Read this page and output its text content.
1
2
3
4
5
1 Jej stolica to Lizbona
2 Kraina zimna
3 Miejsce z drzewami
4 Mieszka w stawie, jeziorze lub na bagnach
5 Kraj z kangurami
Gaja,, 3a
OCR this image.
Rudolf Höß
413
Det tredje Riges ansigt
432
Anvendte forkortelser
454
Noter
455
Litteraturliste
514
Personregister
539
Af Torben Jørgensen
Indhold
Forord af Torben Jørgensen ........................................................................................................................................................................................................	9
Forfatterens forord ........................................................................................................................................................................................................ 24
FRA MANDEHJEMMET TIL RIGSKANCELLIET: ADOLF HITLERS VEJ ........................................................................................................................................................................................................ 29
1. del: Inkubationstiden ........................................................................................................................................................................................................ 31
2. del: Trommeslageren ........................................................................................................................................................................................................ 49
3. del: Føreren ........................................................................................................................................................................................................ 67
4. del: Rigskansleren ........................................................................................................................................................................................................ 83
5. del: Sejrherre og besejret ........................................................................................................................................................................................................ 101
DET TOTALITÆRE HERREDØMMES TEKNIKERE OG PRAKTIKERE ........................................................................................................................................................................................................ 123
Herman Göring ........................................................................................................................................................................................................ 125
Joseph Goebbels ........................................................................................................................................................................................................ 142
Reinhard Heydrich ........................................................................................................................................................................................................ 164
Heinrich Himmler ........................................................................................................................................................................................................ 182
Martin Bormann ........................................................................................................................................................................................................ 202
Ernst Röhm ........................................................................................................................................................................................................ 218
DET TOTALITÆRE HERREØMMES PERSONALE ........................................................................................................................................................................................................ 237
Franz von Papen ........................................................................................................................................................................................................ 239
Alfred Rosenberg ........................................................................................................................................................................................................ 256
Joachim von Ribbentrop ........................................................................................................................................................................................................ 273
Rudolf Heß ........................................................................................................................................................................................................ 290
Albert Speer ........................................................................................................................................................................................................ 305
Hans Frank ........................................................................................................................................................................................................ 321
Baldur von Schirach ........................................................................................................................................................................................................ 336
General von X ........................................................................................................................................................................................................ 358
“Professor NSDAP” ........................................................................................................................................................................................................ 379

□ □ □

:: AIM ::
Go through the records. Copy each line where "Torben" appears.

:: TASK RESPONSE ::
Af Torben Jørgensen
Forord af Torben Jørgensen ........................................................................................................................................................................................................	9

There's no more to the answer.